start STORED DATA

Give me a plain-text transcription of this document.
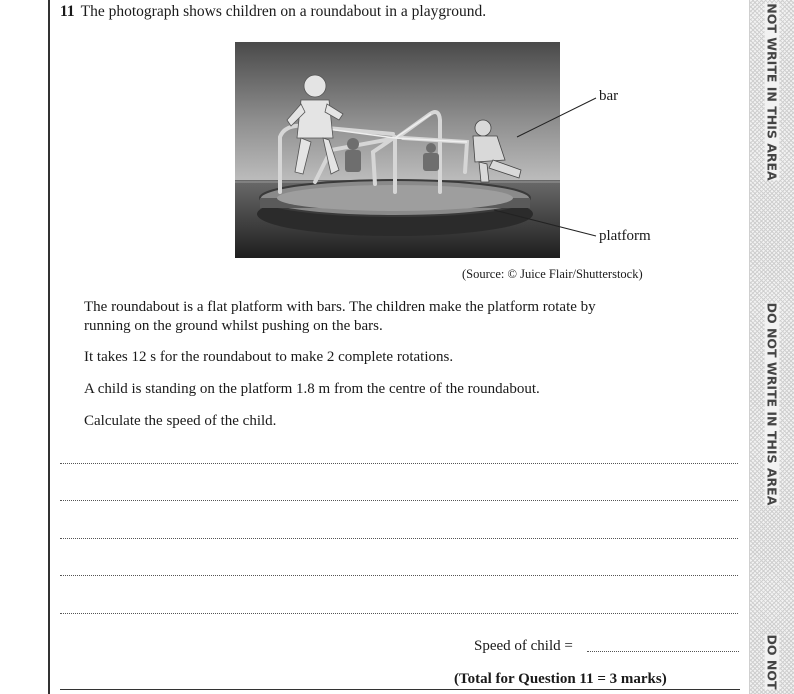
11 The photograph shows children on a roundabout in a playground.
bar
platform
(Source: © Juice Flair/Shutterstock)
The roundabout is a flat platform with bars. The children make the platform rotate by
running on the ground whilst pushing on the bars.
It takes 12 s for the roundabout to make 2 complete rotations.
A child is standing on the platform 1.8 m from the centre of the roundabout.
Calculate the speed of the child.
Speed of child =
(Total for Question 11 = 3 marks)
NOT WRITE IN THIS AREA
DO NOT WRITE IN THIS AREA
DO NOT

end STORED DATA

- [REQUIREMENT] Omit the pictures, and quote the material above exactly as given.

- [RESULT BELOW]
Give me a plain-text transcription of this document.
11 The photograph shows children on a roundabout in a playground.
bar
platform
(Source: © Juice Flair/Shutterstock)
The roundabout is a flat platform with bars. The children make the platform rotate by
running on the ground whilst pushing on the bars.
It takes 12 s for the roundabout to make 2 complete rotations.
A child is standing on the platform 1.8 m from the centre of the roundabout.
Calculate the speed of the child.
Speed of child =
(Total for Question 11 = 3 marks)
NOT WRITE IN THIS AREA
DO NOT WRITE IN THIS AREA
DO NOT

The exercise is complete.